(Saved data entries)

=======

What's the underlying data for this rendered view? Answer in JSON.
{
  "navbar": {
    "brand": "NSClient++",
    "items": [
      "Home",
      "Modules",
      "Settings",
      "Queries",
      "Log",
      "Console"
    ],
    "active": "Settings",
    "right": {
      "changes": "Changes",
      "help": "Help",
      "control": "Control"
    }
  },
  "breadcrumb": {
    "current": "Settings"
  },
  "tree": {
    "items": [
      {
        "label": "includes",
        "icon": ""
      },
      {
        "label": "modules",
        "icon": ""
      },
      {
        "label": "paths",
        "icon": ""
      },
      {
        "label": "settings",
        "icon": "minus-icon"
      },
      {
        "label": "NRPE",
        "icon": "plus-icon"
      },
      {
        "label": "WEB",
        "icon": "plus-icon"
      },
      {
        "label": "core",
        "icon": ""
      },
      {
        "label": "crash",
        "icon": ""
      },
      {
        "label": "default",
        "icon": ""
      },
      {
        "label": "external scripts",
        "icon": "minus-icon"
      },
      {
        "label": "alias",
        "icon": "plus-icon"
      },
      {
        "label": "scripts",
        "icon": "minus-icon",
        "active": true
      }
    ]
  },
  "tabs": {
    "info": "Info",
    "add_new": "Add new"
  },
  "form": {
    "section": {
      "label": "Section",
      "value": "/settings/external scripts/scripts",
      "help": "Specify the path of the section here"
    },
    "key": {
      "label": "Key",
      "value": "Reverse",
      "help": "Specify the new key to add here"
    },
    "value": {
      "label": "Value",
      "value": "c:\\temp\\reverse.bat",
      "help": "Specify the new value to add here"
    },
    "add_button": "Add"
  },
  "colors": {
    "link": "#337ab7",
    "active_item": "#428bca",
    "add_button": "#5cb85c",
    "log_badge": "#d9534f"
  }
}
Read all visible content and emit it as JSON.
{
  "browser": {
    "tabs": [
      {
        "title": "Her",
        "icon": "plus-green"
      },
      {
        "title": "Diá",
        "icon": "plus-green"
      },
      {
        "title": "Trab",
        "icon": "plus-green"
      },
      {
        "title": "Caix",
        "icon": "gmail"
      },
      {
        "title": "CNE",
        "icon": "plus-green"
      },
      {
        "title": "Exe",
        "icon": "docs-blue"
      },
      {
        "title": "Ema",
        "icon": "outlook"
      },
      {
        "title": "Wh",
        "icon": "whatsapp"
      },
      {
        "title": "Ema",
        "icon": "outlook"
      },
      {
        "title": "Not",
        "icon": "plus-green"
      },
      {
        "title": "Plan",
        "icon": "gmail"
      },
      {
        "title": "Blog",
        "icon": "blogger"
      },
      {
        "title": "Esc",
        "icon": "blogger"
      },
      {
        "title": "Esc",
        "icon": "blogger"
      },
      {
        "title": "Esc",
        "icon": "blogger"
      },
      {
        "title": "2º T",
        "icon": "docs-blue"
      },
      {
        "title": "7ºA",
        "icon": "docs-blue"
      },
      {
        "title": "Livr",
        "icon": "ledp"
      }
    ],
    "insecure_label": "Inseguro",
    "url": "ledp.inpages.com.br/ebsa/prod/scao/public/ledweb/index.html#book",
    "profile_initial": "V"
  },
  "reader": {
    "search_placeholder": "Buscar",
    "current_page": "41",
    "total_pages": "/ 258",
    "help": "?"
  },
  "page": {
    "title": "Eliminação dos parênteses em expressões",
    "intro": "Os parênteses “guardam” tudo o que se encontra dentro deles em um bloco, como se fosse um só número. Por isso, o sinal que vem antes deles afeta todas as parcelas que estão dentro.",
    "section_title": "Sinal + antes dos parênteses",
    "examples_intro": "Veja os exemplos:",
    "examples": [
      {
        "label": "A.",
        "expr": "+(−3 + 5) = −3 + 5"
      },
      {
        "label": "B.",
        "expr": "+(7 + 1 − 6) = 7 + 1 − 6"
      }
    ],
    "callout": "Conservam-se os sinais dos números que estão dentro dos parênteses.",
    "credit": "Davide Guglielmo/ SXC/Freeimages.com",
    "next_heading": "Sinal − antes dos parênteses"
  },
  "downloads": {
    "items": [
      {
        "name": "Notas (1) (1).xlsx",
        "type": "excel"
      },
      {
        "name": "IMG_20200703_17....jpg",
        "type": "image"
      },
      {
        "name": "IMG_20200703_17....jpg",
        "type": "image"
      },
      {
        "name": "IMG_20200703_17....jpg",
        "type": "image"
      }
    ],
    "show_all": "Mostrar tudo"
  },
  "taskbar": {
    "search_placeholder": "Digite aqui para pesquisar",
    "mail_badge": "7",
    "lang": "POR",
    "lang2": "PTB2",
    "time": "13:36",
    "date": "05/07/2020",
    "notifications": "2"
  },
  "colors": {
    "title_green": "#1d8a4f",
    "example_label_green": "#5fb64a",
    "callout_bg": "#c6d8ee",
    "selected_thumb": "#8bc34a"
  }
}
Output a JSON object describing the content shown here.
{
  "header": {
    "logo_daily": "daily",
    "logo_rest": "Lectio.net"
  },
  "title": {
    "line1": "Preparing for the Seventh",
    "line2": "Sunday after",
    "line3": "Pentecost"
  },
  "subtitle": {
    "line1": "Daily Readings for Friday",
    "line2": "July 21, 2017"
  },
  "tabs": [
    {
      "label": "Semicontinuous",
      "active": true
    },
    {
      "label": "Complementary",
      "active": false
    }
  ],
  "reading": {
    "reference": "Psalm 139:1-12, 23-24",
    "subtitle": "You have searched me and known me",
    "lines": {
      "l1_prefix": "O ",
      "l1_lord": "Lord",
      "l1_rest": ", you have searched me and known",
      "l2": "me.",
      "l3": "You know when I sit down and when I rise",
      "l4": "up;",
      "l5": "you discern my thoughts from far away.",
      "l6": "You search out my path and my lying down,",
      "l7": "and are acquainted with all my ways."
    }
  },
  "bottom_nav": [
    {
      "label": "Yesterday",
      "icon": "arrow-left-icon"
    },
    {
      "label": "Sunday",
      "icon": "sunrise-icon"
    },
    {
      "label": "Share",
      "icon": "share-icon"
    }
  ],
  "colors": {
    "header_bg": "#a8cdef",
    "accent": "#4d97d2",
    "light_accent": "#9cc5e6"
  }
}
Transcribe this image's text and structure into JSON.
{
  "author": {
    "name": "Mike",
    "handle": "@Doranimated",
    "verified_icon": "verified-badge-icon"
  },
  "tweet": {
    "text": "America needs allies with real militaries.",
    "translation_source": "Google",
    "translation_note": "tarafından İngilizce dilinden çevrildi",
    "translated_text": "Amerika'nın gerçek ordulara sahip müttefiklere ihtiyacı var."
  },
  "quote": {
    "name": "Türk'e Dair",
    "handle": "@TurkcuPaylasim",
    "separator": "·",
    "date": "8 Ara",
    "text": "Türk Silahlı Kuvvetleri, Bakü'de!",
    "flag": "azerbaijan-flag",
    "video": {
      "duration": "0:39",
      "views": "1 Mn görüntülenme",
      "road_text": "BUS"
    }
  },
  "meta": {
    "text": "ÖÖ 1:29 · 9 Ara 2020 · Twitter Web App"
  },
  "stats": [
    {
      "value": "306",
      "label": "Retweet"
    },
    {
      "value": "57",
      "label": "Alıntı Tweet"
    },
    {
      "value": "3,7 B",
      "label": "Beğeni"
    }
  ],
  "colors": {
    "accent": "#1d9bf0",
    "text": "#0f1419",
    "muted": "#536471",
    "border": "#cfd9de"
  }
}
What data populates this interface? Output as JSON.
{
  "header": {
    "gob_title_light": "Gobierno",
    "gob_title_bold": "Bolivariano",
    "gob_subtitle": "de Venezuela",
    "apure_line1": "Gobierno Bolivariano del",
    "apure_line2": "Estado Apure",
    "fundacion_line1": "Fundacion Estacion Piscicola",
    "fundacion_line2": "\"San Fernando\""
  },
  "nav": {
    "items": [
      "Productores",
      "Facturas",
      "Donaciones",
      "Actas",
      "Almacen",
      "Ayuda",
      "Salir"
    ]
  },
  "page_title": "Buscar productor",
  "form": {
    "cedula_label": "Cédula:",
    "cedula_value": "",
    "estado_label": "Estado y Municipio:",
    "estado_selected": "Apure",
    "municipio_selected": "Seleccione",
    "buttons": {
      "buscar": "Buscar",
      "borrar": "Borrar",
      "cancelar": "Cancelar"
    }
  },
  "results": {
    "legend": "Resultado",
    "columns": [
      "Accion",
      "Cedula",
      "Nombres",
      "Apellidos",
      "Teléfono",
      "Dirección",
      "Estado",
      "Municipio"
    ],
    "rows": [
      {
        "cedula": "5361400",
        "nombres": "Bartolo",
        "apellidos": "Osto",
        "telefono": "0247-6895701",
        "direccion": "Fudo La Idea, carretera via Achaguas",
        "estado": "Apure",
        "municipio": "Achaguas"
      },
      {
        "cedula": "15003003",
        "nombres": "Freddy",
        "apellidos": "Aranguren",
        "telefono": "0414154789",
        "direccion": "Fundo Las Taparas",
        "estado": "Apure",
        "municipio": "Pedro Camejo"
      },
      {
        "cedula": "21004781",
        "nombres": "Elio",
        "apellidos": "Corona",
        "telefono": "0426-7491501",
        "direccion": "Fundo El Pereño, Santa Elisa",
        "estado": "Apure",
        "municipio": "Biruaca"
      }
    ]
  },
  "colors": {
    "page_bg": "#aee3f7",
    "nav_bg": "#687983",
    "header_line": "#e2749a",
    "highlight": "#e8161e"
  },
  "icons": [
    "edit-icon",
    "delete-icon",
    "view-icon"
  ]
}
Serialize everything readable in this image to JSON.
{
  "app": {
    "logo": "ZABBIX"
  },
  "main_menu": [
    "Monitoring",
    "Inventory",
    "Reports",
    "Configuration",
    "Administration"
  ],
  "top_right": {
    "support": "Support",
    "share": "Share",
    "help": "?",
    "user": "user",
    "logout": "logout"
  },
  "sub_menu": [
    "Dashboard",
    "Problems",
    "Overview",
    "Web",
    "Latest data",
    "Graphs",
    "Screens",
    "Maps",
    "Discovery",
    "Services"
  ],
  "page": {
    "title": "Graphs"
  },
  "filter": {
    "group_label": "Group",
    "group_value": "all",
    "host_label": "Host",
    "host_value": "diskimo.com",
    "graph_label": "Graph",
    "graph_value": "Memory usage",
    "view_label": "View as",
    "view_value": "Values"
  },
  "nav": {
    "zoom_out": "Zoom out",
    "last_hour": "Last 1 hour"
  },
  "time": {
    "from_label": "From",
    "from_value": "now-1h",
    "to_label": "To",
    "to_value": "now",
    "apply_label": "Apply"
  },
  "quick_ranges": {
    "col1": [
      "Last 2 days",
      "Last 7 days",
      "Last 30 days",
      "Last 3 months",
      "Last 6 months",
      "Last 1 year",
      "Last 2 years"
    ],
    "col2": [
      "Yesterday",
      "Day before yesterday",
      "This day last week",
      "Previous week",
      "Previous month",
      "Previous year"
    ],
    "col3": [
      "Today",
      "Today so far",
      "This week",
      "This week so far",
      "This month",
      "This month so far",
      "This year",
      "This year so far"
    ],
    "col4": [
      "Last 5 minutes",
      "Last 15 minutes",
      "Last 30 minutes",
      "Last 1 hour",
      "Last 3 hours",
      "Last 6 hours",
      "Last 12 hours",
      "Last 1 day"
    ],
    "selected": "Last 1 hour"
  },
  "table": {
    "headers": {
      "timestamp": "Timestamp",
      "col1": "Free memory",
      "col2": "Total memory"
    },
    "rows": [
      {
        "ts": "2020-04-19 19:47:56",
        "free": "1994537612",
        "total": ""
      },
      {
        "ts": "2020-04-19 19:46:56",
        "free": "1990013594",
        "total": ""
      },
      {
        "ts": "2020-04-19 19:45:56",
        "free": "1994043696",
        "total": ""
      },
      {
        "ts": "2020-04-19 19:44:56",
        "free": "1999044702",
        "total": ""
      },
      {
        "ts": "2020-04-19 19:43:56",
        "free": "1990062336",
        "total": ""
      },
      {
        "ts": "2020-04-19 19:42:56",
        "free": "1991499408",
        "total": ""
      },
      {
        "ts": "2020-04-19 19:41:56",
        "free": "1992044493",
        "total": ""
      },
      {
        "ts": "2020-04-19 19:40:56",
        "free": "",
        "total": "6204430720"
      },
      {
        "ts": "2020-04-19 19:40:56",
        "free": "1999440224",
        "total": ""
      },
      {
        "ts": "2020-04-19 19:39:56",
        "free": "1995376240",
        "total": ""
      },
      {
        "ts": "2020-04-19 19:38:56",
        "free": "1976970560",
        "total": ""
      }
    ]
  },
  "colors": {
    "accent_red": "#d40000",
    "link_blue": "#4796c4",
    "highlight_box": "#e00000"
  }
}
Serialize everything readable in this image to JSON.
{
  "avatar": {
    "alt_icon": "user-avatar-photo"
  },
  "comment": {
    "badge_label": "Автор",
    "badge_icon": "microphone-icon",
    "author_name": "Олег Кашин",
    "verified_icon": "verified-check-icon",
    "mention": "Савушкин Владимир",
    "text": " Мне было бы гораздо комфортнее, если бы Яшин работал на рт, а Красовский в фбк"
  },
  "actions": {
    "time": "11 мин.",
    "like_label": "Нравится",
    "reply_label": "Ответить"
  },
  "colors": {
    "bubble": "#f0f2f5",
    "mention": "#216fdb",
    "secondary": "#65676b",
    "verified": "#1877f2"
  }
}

=======

**Task goal:**
Copy every line that contains the string "Gobierno".

**Reply to the task:**
    "gob_title_light": "Gobierno",
    "apure_line1": "Gobierno Bolivariano del",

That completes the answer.